_Exercise prompt_
Tally how many lines include "Management". The number is the whole answer.

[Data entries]

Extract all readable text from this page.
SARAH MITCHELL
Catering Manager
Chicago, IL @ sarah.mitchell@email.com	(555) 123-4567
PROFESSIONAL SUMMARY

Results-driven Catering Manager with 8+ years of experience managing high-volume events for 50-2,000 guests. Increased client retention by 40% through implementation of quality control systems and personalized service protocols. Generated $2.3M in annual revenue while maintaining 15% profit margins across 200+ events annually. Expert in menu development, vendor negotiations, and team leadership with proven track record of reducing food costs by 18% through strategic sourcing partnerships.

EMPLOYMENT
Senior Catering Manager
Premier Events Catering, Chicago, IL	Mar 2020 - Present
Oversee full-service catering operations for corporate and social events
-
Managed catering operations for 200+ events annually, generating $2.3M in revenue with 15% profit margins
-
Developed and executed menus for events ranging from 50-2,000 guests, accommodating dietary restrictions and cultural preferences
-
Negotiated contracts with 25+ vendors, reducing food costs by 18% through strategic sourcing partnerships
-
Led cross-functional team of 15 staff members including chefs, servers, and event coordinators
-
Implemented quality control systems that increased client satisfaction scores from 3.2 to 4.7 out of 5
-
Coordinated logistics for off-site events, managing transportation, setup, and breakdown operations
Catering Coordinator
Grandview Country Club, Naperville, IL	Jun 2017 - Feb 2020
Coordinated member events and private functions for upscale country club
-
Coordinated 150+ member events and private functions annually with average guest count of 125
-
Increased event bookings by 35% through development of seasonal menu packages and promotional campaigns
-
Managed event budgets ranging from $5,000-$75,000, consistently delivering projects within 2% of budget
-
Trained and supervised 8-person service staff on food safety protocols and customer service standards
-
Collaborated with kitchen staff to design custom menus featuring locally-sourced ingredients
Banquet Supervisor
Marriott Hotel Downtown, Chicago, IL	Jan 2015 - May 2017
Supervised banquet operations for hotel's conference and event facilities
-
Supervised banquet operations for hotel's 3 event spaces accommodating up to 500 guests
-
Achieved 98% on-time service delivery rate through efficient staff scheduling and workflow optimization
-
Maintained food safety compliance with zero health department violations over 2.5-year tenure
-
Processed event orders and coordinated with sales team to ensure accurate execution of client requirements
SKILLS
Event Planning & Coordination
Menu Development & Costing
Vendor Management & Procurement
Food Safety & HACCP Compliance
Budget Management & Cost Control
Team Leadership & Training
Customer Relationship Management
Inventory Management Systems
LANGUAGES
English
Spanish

_Solution for this exercise_
4